AIM OF THE EXERCISE: Exactly reproduce the lines that follow.

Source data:
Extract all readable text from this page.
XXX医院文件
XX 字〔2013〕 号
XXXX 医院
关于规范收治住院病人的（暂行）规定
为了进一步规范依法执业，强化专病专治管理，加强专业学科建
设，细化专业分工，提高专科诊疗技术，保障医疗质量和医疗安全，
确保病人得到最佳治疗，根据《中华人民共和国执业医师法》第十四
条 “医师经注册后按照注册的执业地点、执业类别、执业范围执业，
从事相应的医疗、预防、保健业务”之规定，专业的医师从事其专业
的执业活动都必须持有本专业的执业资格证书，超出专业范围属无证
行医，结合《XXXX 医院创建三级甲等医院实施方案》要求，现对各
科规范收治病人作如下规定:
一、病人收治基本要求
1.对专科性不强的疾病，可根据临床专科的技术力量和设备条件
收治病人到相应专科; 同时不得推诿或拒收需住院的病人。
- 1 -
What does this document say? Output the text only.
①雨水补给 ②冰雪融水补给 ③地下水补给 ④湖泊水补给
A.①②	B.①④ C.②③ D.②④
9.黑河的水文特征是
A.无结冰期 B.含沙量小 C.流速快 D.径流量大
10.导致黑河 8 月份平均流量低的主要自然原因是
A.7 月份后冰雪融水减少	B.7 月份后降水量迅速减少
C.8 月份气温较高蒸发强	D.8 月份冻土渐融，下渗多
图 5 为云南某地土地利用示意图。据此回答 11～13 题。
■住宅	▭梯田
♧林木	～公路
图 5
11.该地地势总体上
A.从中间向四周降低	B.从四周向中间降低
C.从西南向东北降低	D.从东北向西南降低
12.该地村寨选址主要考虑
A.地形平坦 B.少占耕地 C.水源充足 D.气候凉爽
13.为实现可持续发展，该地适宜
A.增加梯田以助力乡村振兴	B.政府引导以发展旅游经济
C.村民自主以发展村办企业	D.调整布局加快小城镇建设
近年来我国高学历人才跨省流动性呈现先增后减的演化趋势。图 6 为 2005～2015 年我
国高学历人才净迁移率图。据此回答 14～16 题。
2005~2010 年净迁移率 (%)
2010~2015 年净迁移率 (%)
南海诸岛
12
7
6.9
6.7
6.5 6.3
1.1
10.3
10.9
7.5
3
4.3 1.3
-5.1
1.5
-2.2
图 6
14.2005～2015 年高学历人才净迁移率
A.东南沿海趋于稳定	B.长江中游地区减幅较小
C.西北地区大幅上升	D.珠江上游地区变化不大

WORKED ANSWER:
Extract all readable text from this page.
XXX医院文件
XX 字〔2013〕 号
XXXX 医院
关于规范收治住院病人的（暂行）规定
为了进一步规范依法执业，强化专病专治管理，加强专业学科建
设，细化专业分工，提高专科诊疗技术，保障医疗质量和医疗安全，
确保病人得到最佳治疗，根据《中华人民共和国执业医师法》第十四
条 “医师经注册后按照注册的执业地点、执业类别、执业范围执业，
从事相应的医疗、预防、保健业务”之规定，专业的医师从事其专业
的执业活动都必须持有本专业的执业资格证书，超出专业范围属无证
行医，结合《XXXX 医院创建三级甲等医院实施方案》要求，现对各
科规范收治病人作如下规定:
一、病人收治基本要求
1.对专科性不强的疾病，可根据临床专科的技术力量和设备条件
收治病人到相应专科; 同时不得推诿或拒收需住院的病人。
- 1 -
What does this document say? Output the text only.
①雨水补给 ②冰雪融水补给 ③地下水补给 ④湖泊水补给
A.①②	B.①④ C.②③ D.②④
9.黑河的水文特征是
A.无结冰期 B.含沙量小 C.流速快 D.径流量大
10.导致黑河 8 月份平均流量低的主要自然原因是
A.7 月份后冰雪融水减少	B.7 月份后降水量迅速减少
C.8 月份气温较高蒸发强	D.8 月份冻土渐融，下渗多
图 5 为云南某地土地利用示意图。据此回答 11～13 题。
■住宅	▭梯田
♧林木	～公路
图 5
11.该地地势总体上
A.从中间向四周降低	B.从四周向中间降低
C.从西南向东北降低	D.从东北向西南降低
12.该地村寨选址主要考虑
A.地形平坦 B.少占耕地 C.水源充足 D.气候凉爽
13.为实现可持续发展，该地适宜
A.增加梯田以助力乡村振兴	B.政府引导以发展旅游经济
C.村民自主以发展村办企业	D.调整布局加快小城镇建设
近年来我国高学历人才跨省流动性呈现先增后减的演化趋势。图 6 为 2005～2015 年我
国高学历人才净迁移率图。据此回答 14～16 题。
2005~2010 年净迁移率 (%)
2010~2015 年净迁移率 (%)
南海诸岛
12
7
6.9
6.7
6.5 6.3
1.1
10.3
10.9
7.5
3
4.3 1.3
-5.1
1.5
-2.2
图 6
14.2005～2015 年高学历人才净迁移率
A.东南沿海趋于稳定	B.长江中游地区减幅较小
C.西北地区大幅上升	D.珠江上游地区变化不大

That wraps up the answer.